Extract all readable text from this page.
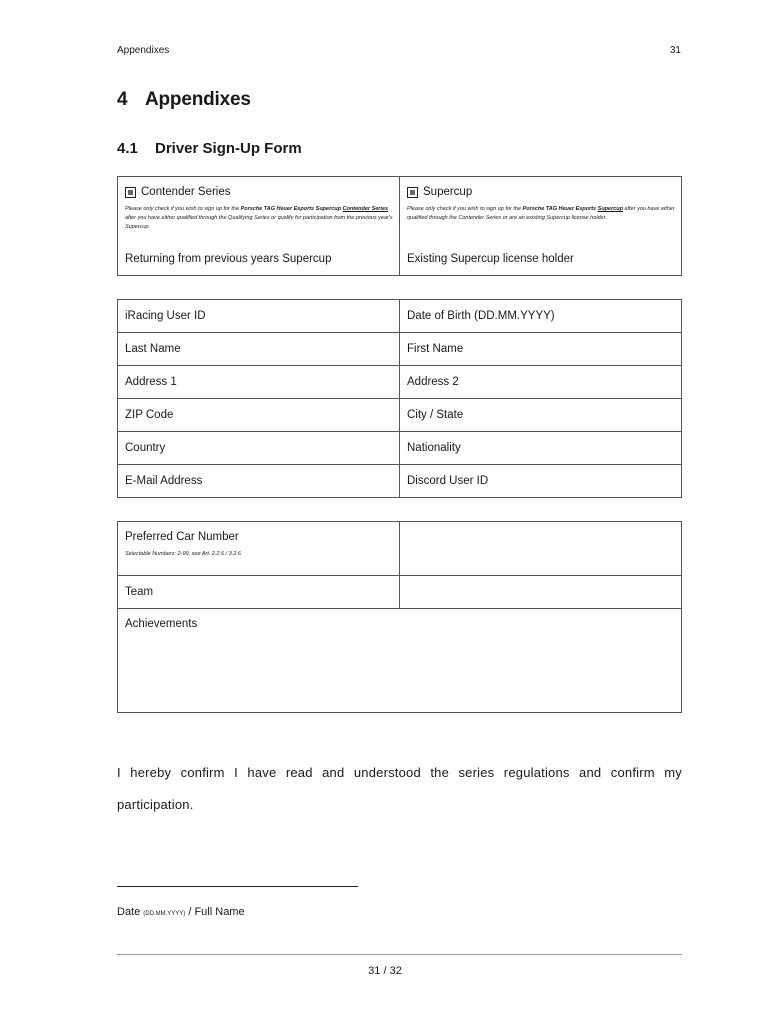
Appendixes	31
4 Appendixes
4.1 Driver Sign-Up Form
Contender Series
Please only check if you wish to sign up for the Porsche TAG Heuer Esports Supercup Contender Series after you have either qualified through the Qualifying Series or qualify for participation from the previous year's Supercup.
Returning from previous years Supercup

Supercup
Please only check if you wish to sign up for the Porsche TAG Heuer Esports Supercup after you have either qualified through the Contender Series or are an existing Supercup license holder.
Existing Supercup license holder
iRacing User ID	Date of Birth (DD.MM.YYYY)
Last Name	First Name
Address 1	Address 2
ZIP Code	City / State
Country	Nationality
E-Mail Address	Discord User ID
Preferred Car Number
Selectable Numbers: 2-99, see Art. 2.2.6 / 3.2.6	

Team	

Achievements	
I hereby confirm I have read and understood the series regulations and confirm my participation.
Date (DD.MM.YYYY) / Full Name
31 / 32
____
◆ Given problem ◆
Of the lines in the records, how many contain the word "only"? Answer with the number and nothing else.

◆ Solution to this exercise ◆
2